## Records for the exercise
- - - - - - -
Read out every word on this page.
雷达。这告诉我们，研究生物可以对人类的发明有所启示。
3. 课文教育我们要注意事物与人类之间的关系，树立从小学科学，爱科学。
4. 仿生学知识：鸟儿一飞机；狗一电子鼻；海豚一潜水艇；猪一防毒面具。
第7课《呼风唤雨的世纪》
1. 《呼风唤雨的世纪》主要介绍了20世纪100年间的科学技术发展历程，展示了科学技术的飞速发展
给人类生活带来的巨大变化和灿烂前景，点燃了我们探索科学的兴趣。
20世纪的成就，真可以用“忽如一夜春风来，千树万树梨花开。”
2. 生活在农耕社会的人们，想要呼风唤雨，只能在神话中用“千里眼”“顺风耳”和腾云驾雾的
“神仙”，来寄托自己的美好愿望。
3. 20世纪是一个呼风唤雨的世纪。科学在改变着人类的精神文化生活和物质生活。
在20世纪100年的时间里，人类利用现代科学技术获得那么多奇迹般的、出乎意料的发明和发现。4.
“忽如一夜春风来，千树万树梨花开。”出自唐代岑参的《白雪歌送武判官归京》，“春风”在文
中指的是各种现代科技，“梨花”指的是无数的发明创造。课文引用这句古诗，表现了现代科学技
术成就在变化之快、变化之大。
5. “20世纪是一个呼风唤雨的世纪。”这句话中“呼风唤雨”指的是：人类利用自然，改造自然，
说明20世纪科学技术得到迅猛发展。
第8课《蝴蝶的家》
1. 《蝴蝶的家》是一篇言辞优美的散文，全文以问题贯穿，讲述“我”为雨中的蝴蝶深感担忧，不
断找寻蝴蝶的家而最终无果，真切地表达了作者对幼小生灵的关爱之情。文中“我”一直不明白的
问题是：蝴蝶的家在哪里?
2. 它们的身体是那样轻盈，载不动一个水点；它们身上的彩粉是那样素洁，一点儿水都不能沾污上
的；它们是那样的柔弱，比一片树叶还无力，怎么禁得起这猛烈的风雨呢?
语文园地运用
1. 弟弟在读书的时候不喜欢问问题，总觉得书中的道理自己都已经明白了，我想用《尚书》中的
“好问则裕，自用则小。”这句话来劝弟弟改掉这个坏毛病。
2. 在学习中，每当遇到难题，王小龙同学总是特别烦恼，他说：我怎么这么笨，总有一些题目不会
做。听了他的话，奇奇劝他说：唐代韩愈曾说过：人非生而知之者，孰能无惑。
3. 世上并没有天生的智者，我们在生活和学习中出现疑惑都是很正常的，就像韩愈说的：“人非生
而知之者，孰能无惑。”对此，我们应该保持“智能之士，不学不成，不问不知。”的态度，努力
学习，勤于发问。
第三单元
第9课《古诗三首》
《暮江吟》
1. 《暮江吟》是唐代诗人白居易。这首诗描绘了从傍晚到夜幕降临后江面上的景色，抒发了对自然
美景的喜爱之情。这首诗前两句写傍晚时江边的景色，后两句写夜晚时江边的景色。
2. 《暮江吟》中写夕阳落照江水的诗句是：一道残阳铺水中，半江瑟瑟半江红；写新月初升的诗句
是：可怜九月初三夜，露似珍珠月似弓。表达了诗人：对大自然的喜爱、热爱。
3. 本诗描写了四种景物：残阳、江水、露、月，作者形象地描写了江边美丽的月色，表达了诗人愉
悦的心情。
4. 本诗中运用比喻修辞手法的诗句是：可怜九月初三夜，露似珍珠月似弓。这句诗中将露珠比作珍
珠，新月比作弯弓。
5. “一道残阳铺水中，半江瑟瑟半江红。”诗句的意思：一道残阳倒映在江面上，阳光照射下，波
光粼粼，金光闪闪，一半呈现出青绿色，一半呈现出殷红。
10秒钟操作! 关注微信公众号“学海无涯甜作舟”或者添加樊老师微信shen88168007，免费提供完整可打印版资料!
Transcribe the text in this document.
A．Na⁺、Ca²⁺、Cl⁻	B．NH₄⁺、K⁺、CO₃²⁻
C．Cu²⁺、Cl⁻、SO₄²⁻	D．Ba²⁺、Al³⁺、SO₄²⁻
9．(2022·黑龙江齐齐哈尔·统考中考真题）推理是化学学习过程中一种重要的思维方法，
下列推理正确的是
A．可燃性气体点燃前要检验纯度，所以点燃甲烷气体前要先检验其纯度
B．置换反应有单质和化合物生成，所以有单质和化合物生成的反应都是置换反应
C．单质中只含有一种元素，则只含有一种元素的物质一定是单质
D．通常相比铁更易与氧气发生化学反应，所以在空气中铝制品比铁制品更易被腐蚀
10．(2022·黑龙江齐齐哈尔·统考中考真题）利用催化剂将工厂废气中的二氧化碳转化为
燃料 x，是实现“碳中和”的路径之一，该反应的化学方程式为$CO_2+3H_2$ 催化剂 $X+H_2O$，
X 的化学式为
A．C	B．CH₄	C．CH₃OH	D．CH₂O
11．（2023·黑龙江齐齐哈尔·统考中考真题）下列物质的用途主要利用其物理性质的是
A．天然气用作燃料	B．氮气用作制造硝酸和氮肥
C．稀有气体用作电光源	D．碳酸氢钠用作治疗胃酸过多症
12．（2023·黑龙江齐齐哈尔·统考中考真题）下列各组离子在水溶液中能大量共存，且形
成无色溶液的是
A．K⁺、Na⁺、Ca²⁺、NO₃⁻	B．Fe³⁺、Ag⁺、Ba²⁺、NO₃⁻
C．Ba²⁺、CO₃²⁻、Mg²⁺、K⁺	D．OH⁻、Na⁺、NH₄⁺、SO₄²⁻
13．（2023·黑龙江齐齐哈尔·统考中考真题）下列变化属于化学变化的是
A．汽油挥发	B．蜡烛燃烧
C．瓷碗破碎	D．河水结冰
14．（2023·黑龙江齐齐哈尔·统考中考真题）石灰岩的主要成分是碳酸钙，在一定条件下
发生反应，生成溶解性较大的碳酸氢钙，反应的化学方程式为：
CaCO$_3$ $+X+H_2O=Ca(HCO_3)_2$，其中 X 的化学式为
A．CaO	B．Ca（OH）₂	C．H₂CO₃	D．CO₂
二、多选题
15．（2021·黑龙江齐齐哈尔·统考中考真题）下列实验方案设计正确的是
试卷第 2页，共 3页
- - - - - - -
Restate the records, all of them, precisely as written.

## Result for this task
Read out every word on this page.
雷达。这告诉我们，研究生物可以对人类的发明有所启示。
3. 课文教育我们要注意事物与人类之间的关系，树立从小学科学，爱科学。
4. 仿生学知识：鸟儿一飞机；狗一电子鼻；海豚一潜水艇；猪一防毒面具。
第7课《呼风唤雨的世纪》
1. 《呼风唤雨的世纪》主要介绍了20世纪100年间的科学技术发展历程，展示了科学技术的飞速发展
给人类生活带来的巨大变化和灿烂前景，点燃了我们探索科学的兴趣。
20世纪的成就，真可以用“忽如一夜春风来，千树万树梨花开。”
2. 生活在农耕社会的人们，想要呼风唤雨，只能在神话中用“千里眼”“顺风耳”和腾云驾雾的
“神仙”，来寄托自己的美好愿望。
3. 20世纪是一个呼风唤雨的世纪。科学在改变着人类的精神文化生活和物质生活。
在20世纪100年的时间里，人类利用现代科学技术获得那么多奇迹般的、出乎意料的发明和发现。4.
“忽如一夜春风来，千树万树梨花开。”出自唐代岑参的《白雪歌送武判官归京》，“春风”在文
中指的是各种现代科技，“梨花”指的是无数的发明创造。课文引用这句古诗，表现了现代科学技
术成就在变化之快、变化之大。
5. “20世纪是一个呼风唤雨的世纪。”这句话中“呼风唤雨”指的是：人类利用自然，改造自然，
说明20世纪科学技术得到迅猛发展。
第8课《蝴蝶的家》
1. 《蝴蝶的家》是一篇言辞优美的散文，全文以问题贯穿，讲述“我”为雨中的蝴蝶深感担忧，不
断找寻蝴蝶的家而最终无果，真切地表达了作者对幼小生灵的关爱之情。文中“我”一直不明白的
问题是：蝴蝶的家在哪里?
2. 它们的身体是那样轻盈，载不动一个水点；它们身上的彩粉是那样素洁，一点儿水都不能沾污上
的；它们是那样的柔弱，比一片树叶还无力，怎么禁得起这猛烈的风雨呢?
语文园地运用
1. 弟弟在读书的时候不喜欢问问题，总觉得书中的道理自己都已经明白了，我想用《尚书》中的
“好问则裕，自用则小。”这句话来劝弟弟改掉这个坏毛病。
2. 在学习中，每当遇到难题，王小龙同学总是特别烦恼，他说：我怎么这么笨，总有一些题目不会
做。听了他的话，奇奇劝他说：唐代韩愈曾说过：人非生而知之者，孰能无惑。
3. 世上并没有天生的智者，我们在生活和学习中出现疑惑都是很正常的，就像韩愈说的：“人非生
而知之者，孰能无惑。”对此，我们应该保持“智能之士，不学不成，不问不知。”的态度，努力
学习，勤于发问。
第三单元
第9课《古诗三首》
《暮江吟》
1. 《暮江吟》是唐代诗人白居易。这首诗描绘了从傍晚到夜幕降临后江面上的景色，抒发了对自然
美景的喜爱之情。这首诗前两句写傍晚时江边的景色，后两句写夜晚时江边的景色。
2. 《暮江吟》中写夕阳落照江水的诗句是：一道残阳铺水中，半江瑟瑟半江红；写新月初升的诗句
是：可怜九月初三夜，露似珍珠月似弓。表达了诗人：对大自然的喜爱、热爱。
3. 本诗描写了四种景物：残阳、江水、露、月，作者形象地描写了江边美丽的月色，表达了诗人愉
悦的心情。
4. 本诗中运用比喻修辞手法的诗句是：可怜九月初三夜，露似珍珠月似弓。这句诗中将露珠比作珍
珠，新月比作弯弓。
5. “一道残阳铺水中，半江瑟瑟半江红。”诗句的意思：一道残阳倒映在江面上，阳光照射下，波
光粼粼，金光闪闪，一半呈现出青绿色，一半呈现出殷红。
10秒钟操作! 关注微信公众号“学海无涯甜作舟”或者添加樊老师微信shen88168007，免费提供完整可打印版资料!
Transcribe the text in this document.
A．Na⁺、Ca²⁺、Cl⁻	B．NH₄⁺、K⁺、CO₃²⁻
C．Cu²⁺、Cl⁻、SO₄²⁻	D．Ba²⁺、Al³⁺、SO₄²⁻
9．(2022·黑龙江齐齐哈尔·统考中考真题）推理是化学学习过程中一种重要的思维方法，
下列推理正确的是
A．可燃性气体点燃前要检验纯度，所以点燃甲烷气体前要先检验其纯度
B．置换反应有单质和化合物生成，所以有单质和化合物生成的反应都是置换反应
C．单质中只含有一种元素，则只含有一种元素的物质一定是单质
D．通常相比铁更易与氧气发生化学反应，所以在空气中铝制品比铁制品更易被腐蚀
10．(2022·黑龙江齐齐哈尔·统考中考真题）利用催化剂将工厂废气中的二氧化碳转化为
燃料 x，是实现“碳中和”的路径之一，该反应的化学方程式为$CO_2+3H_2$ 催化剂 $X+H_2O$，
X 的化学式为
A．C	B．CH₄	C．CH₃OH	D．CH₂O
11．（2023·黑龙江齐齐哈尔·统考中考真题）下列物质的用途主要利用其物理性质的是
A．天然气用作燃料	B．氮气用作制造硝酸和氮肥
C．稀有气体用作电光源	D．碳酸氢钠用作治疗胃酸过多症
12．（2023·黑龙江齐齐哈尔·统考中考真题）下列各组离子在水溶液中能大量共存，且形
成无色溶液的是
A．K⁺、Na⁺、Ca²⁺、NO₃⁻	B．Fe³⁺、Ag⁺、Ba²⁺、NO₃⁻
C．Ba²⁺、CO₃²⁻、Mg²⁺、K⁺	D．OH⁻、Na⁺、NH₄⁺、SO₄²⁻
13．（2023·黑龙江齐齐哈尔·统考中考真题）下列变化属于化学变化的是
A．汽油挥发	B．蜡烛燃烧
C．瓷碗破碎	D．河水结冰
14．（2023·黑龙江齐齐哈尔·统考中考真题）石灰岩的主要成分是碳酸钙，在一定条件下
发生反应，生成溶解性较大的碳酸氢钙，反应的化学方程式为：
CaCO$_3$ $+X+H_2O=Ca(HCO_3)_2$，其中 X 的化学式为
A．CaO	B．Ca（OH）₂	C．H₂CO₃	D．CO₂
二、多选题
15．（2021·黑龙江齐齐哈尔·统考中考真题）下列实验方案设计正确的是
试卷第 2页，共 3页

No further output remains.